* Task objective *
Skip the images. Copy the records exactly as written.

* The input *
____________
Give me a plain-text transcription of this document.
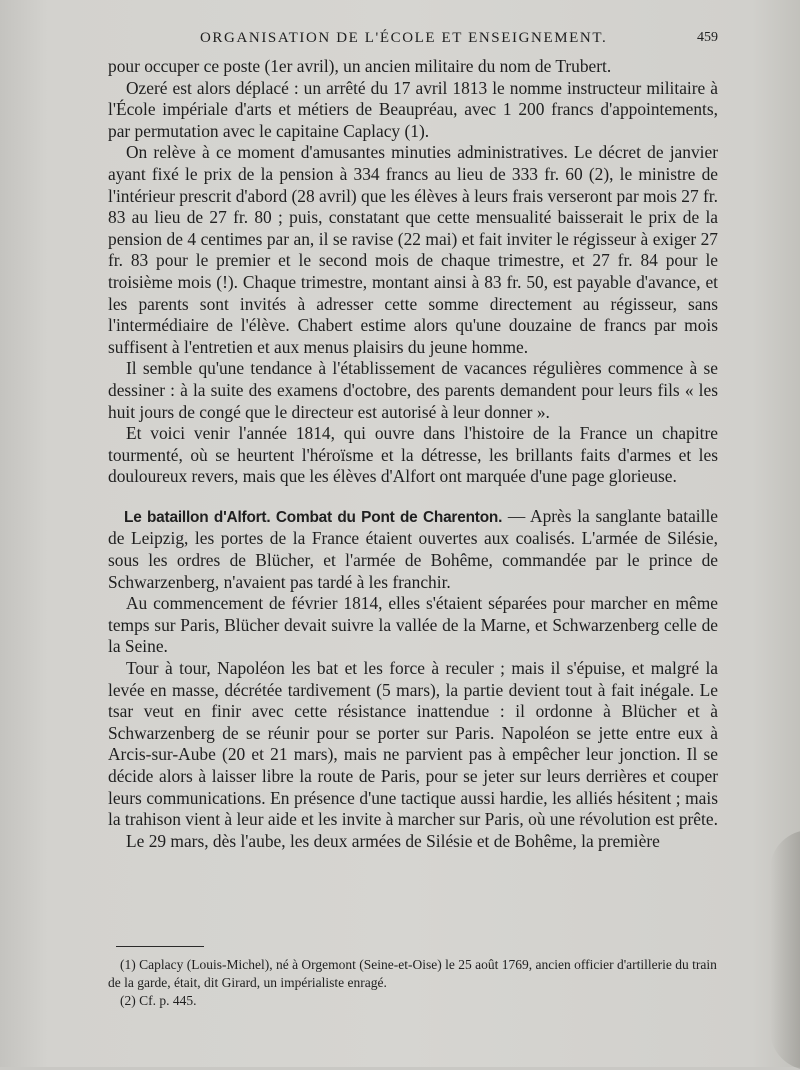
ORGANISATION DE L'ÉCOLE ET ENSEIGNEMENT.	459

pour occuper ce poste (1er avril), un ancien militaire du nom de Trubert.

Ozeré est alors déplacé : un arrêté du 17 avril 1813 le nomme instructeur militaire à l'École impériale d'arts et métiers de Beaupréau, avec 1 200 francs d'appointements, par permutation avec le capitaine Caplacy (1).

On relève à ce moment d'amusantes minuties administratives. Le décret de janvier ayant fixé le prix de la pension à 334 francs au lieu de 333 fr. 60 (2), le ministre de l'intérieur prescrit d'abord (28 avril) que les élèves à leurs frais verseront par mois 27 fr. 83 au lieu de 27 fr. 80 ; puis, constatant que cette mensualité baisserait le prix de la pension de 4 centimes par an, il se ravise (22 mai) et fait inviter le régisseur à exiger 27 fr. 83 pour le premier et le second mois de chaque trimestre, et 27 fr. 84 pour le troisième mois (!). Chaque trimestre, montant ainsi à 83 fr. 50, est payable d'avance, et les parents sont invités à adresser cette somme directement au régisseur, sans l'intermédiaire de l'élève. Chabert estime alors qu'une douzaine de francs par mois suffisent à l'entretien et aux menus plaisirs du jeune homme.

Il semble qu'une tendance à l'établissement de vacances régulières commence à se dessiner : à la suite des examens d'octobre, des parents demandent pour leurs fils « les huit jours de congé que le directeur est autorisé à leur donner ».

Et voici venir l'année 1814, qui ouvre dans l'histoire de la France un chapitre tourmenté, où se heurtent l'héroïsme et la détresse, les brillants faits d'armes et les douloureux revers, mais que les élèves d'Alfort ont marquée d'une page glorieuse.

Le bataillon d'Alfort. Combat du Pont de Charenton. — Après la sanglante bataille de Leipzig, les portes de la France étaient ouvertes aux coalisés. L'armée de Silésie, sous les ordres de Blücher, et l'armée de Bohême, commandée par le prince de Schwarzenberg, n'avaient pas tardé à les franchir.

Au commencement de février 1814, elles s'étaient séparées pour marcher en même temps sur Paris, Blücher devait suivre la vallée de la Marne, et Schwarzenberg celle de la Seine.

Tour à tour, Napoléon les bat et les force à reculer ; mais il s'épuise, et malgré la levée en masse, décrétée tardivement (5 mars), la partie devient tout à fait inégale. Le tsar veut en finir avec cette résistance inattendue : il ordonne à Blücher et à Schwarzenberg de se réunir pour se porter sur Paris. Napoléon se jette entre eux à Arcis-sur-Aube (20 et 21 mars), mais ne parvient pas à empêcher leur jonction. Il se décide alors à laisser libre la route de Paris, pour se jeter sur leurs derrières et couper leurs communications. En présence d'une tactique aussi hardie, les alliés hésitent ; mais la trahison vient à leur aide et les invite à marcher sur Paris, où une révolution est prête.

Le 29 mars, dès l'aube, les deux armées de Silésie et de Bohême, la première

(1) Caplacy (Louis-Michel), né à Orgemont (Seine-et-Oise) le 25 août 1769, ancien officier d'artillerie du train de la garde, était, dit Girard, un impérialiste enragé.

(2) Cf. p. 445.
____________
* Finished task *
Give me a plain-text transcription of this document.
ORGANISATION DE L'ÉCOLE ET ENSEIGNEMENT.	459

pour occuper ce poste (1er avril), un ancien militaire du nom de Trubert.

Ozeré est alors déplacé : un arrêté du 17 avril 1813 le nomme instructeur militaire à l'École impériale d'arts et métiers de Beaupréau, avec 1 200 francs d'appointements, par permutation avec le capitaine Caplacy (1).

On relève à ce moment d'amusantes minuties administratives. Le décret de janvier ayant fixé le prix de la pension à 334 francs au lieu de 333 fr. 60 (2), le ministre de l'intérieur prescrit d'abord (28 avril) que les élèves à leurs frais verseront par mois 27 fr. 83 au lieu de 27 fr. 80 ; puis, constatant que cette mensualité baisserait le prix de la pension de 4 centimes par an, il se ravise (22 mai) et fait inviter le régisseur à exiger 27 fr. 83 pour le premier et le second mois de chaque trimestre, et 27 fr. 84 pour le troisième mois (!). Chaque trimestre, montant ainsi à 83 fr. 50, est payable d'avance, et les parents sont invités à adresser cette somme directement au régisseur, sans l'intermédiaire de l'élève. Chabert estime alors qu'une douzaine de francs par mois suffisent à l'entretien et aux menus plaisirs du jeune homme.

Il semble qu'une tendance à l'établissement de vacances régulières commence à se dessiner : à la suite des examens d'octobre, des parents demandent pour leurs fils « les huit jours de congé que le directeur est autorisé à leur donner ».

Et voici venir l'année 1814, qui ouvre dans l'histoire de la France un chapitre tourmenté, où se heurtent l'héroïsme et la détresse, les brillants faits d'armes et les douloureux revers, mais que les élèves d'Alfort ont marquée d'une page glorieuse.

Le bataillon d'Alfort. Combat du Pont de Charenton. — Après la sanglante bataille de Leipzig, les portes de la France étaient ouvertes aux coalisés. L'armée de Silésie, sous les ordres de Blücher, et l'armée de Bohême, commandée par le prince de Schwarzenberg, n'avaient pas tardé à les franchir.

Au commencement de février 1814, elles s'étaient séparées pour marcher en même temps sur Paris, Blücher devait suivre la vallée de la Marne, et Schwarzenberg celle de la Seine.

Tour à tour, Napoléon les bat et les force à reculer ; mais il s'épuise, et malgré la levée en masse, décrétée tardivement (5 mars), la partie devient tout à fait inégale. Le tsar veut en finir avec cette résistance inattendue : il ordonne à Blücher et à Schwarzenberg de se réunir pour se porter sur Paris. Napoléon se jette entre eux à Arcis-sur-Aube (20 et 21 mars), mais ne parvient pas à empêcher leur jonction. Il se décide alors à laisser libre la route de Paris, pour se jeter sur leurs derrières et couper leurs communications. En présence d'une tactique aussi hardie, les alliés hésitent ; mais la trahison vient à leur aide et les invite à marcher sur Paris, où une révolution est prête.

Le 29 mars, dès l'aube, les deux armées de Silésie et de Bohême, la première

(1) Caplacy (Louis-Michel), né à Orgemont (Seine-et-Oise) le 25 août 1769, ancien officier d'artillerie du train de la garde, était, dit Girard, un impérialiste enragé.

(2) Cf. p. 445.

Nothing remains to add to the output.